Answer with a single number, the count of lines holding the word "axis".

### Data provided ###

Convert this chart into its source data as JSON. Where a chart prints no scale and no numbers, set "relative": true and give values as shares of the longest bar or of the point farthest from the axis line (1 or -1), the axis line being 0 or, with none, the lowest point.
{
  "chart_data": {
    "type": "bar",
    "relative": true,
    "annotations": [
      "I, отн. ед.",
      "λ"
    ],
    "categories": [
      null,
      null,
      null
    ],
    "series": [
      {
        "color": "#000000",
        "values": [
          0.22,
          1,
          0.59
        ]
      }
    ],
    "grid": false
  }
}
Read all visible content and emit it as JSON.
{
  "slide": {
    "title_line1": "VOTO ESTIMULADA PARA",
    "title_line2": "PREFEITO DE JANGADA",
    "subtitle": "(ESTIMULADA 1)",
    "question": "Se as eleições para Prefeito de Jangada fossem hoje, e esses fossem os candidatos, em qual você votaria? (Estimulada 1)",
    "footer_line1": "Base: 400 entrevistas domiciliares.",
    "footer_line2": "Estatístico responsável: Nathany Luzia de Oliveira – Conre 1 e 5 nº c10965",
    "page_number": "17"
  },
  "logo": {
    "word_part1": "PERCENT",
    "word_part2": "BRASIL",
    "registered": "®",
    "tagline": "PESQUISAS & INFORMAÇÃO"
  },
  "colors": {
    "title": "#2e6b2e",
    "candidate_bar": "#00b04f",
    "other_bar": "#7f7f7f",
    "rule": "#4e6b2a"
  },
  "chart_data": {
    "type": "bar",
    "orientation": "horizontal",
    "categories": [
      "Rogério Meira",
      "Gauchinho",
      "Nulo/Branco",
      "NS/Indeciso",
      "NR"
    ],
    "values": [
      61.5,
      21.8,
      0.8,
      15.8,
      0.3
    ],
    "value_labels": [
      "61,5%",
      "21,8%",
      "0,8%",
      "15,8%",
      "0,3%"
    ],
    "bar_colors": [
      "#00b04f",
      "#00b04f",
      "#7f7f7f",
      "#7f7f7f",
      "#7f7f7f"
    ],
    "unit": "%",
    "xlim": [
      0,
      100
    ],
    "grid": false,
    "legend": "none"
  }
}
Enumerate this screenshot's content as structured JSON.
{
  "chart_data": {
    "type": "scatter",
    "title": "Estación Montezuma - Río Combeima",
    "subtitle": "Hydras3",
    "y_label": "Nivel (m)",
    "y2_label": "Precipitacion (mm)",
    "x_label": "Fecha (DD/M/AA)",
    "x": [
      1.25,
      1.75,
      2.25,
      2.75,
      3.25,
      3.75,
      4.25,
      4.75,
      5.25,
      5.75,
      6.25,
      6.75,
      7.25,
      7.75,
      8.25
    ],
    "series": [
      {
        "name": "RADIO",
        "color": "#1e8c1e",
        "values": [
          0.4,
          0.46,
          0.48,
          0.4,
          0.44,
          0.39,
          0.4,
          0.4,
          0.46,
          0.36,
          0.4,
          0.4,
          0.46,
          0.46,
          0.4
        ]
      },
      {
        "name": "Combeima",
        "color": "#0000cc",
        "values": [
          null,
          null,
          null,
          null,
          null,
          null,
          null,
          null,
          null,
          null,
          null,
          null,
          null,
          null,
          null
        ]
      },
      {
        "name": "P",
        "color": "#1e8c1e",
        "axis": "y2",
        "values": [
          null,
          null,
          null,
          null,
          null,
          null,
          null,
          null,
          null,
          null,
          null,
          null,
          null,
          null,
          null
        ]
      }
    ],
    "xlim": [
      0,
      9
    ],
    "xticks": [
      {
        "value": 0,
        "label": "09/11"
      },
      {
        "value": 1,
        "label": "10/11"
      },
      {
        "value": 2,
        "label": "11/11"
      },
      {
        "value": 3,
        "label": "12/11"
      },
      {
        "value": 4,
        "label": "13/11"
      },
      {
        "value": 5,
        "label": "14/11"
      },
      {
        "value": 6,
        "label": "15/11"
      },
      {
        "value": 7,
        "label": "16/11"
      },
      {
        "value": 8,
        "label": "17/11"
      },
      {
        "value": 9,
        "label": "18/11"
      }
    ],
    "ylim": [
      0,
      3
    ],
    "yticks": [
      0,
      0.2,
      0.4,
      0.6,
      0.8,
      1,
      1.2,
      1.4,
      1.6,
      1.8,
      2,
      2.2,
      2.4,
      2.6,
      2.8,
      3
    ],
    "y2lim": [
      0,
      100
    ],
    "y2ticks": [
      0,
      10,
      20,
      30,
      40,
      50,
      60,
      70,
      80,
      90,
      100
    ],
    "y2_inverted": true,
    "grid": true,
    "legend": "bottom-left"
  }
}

###

## Written solution:
2